EXERCISE DESCRIPTION: Locate every line that holds the string "title" and copy it.

====================

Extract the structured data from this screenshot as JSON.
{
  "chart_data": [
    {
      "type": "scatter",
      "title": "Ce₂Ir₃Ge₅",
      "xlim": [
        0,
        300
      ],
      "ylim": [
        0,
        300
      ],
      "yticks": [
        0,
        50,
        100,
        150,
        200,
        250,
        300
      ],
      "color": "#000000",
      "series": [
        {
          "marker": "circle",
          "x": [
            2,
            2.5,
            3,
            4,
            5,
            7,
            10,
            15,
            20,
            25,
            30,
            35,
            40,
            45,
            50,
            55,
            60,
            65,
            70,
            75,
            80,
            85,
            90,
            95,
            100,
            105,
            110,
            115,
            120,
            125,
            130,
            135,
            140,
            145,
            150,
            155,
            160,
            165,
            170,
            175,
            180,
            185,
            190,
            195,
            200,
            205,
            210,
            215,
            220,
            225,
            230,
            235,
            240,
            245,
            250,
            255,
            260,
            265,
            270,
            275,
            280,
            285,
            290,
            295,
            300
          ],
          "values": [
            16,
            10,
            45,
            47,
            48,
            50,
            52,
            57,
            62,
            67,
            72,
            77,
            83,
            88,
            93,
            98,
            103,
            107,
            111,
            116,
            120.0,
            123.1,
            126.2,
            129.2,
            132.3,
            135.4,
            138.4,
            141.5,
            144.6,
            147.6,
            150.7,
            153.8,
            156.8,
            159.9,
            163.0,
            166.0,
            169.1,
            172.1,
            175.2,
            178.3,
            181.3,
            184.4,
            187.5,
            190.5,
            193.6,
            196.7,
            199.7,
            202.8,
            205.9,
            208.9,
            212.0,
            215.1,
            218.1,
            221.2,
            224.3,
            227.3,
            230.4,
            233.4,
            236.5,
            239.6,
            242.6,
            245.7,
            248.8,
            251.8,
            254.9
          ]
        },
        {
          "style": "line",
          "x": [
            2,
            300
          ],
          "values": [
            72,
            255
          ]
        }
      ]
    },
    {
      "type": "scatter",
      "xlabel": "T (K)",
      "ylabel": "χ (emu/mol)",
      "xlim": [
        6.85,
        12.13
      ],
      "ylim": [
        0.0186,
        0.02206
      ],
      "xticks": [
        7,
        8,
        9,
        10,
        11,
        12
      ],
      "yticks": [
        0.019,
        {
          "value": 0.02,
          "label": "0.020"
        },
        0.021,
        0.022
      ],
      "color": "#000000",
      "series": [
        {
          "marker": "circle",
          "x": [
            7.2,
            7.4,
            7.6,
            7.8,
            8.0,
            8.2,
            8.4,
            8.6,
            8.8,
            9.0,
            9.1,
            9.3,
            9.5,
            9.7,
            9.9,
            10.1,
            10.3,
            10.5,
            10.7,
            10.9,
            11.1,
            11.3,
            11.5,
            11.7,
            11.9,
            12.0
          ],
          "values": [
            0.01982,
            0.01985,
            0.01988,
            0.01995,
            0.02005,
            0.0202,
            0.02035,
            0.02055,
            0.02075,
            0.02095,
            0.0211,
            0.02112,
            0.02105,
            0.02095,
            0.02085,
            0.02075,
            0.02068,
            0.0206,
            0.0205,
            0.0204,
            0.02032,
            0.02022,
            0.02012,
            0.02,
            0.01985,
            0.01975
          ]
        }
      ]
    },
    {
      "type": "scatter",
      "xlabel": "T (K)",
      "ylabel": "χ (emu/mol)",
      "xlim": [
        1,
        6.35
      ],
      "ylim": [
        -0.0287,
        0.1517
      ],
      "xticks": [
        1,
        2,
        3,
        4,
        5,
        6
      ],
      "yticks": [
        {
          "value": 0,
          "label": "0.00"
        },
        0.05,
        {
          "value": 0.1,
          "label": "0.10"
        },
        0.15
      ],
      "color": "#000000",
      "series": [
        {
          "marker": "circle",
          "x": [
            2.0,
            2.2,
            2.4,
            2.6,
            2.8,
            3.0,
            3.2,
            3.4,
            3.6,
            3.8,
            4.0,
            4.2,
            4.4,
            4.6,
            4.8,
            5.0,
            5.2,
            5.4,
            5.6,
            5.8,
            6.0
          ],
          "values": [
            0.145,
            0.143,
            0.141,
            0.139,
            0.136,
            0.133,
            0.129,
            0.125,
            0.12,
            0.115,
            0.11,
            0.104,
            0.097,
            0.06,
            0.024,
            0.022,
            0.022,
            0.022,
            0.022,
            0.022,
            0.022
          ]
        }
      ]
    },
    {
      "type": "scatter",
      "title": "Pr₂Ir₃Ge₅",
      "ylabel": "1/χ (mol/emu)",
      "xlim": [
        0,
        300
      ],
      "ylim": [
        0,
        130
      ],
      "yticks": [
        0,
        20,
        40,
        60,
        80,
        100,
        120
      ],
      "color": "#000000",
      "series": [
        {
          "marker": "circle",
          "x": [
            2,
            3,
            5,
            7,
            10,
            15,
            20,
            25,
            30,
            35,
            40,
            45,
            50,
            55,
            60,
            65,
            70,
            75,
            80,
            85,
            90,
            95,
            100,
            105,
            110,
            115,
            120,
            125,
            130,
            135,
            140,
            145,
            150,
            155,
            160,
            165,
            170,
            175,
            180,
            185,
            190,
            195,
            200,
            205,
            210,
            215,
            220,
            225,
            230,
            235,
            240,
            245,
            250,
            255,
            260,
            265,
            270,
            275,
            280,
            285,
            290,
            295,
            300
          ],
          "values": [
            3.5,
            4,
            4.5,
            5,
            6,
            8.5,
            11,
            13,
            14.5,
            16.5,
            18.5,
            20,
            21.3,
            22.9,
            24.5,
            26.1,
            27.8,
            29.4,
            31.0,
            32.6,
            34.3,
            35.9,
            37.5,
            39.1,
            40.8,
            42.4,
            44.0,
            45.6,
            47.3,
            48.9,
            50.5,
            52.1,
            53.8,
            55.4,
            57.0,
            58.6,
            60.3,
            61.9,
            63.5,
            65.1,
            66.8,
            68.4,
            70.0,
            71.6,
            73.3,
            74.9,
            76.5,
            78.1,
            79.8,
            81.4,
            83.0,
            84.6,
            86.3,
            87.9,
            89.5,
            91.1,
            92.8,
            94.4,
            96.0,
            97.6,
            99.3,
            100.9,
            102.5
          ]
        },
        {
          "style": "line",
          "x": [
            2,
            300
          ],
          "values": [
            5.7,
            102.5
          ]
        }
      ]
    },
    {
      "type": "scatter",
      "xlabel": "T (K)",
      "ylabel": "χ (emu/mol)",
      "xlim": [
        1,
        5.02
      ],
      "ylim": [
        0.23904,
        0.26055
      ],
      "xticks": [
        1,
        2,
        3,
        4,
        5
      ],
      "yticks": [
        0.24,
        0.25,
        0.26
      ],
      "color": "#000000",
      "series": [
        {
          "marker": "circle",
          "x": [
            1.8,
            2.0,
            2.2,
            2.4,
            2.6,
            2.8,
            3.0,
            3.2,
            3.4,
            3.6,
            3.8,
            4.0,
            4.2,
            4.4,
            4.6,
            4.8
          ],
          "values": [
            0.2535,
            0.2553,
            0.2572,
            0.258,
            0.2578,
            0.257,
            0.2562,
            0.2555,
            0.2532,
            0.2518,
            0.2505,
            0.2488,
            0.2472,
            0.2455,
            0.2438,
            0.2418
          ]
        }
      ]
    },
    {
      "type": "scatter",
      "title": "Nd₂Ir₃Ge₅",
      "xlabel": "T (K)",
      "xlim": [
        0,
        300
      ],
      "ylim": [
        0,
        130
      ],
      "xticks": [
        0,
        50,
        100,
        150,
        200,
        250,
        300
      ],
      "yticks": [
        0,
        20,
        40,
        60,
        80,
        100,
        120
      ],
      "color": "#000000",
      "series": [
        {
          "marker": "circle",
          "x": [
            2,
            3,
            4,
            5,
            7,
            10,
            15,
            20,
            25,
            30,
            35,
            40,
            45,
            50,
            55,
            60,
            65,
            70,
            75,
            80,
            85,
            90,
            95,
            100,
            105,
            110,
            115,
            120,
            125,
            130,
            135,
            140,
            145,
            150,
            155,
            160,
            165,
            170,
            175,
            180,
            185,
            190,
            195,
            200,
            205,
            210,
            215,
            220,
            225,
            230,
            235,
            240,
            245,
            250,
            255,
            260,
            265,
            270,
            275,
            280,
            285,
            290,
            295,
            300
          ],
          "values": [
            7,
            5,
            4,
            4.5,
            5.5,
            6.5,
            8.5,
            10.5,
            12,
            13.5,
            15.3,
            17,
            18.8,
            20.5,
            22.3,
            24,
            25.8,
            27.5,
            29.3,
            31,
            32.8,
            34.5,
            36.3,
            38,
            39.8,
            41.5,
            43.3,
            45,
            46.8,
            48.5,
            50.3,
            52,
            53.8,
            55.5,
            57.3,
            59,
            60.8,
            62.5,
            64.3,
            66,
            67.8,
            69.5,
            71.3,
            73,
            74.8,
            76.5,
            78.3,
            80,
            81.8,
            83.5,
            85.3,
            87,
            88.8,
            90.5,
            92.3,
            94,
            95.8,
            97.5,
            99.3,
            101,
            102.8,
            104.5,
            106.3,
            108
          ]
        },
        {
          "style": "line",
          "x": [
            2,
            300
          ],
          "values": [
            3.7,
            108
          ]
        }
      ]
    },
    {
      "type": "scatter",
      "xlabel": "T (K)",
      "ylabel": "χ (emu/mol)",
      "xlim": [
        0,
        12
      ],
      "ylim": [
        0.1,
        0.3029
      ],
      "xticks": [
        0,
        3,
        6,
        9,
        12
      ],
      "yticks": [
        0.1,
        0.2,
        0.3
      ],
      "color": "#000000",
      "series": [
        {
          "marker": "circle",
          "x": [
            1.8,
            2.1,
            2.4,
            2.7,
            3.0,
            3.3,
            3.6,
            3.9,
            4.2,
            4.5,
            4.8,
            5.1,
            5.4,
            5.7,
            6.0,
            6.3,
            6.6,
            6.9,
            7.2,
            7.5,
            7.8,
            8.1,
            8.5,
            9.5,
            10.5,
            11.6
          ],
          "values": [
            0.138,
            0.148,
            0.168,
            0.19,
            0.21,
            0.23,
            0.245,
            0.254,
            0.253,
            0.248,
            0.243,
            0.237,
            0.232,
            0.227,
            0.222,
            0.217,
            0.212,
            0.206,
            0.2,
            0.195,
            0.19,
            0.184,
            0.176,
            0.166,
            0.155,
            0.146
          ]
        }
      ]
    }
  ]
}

====================

FULL SOLUTION:
      "title": "Ce₂Ir₃Ge₅",
      "title": "Pr₂Ir₃Ge₅",
      "title": "Nd₂Ir₃Ge₅",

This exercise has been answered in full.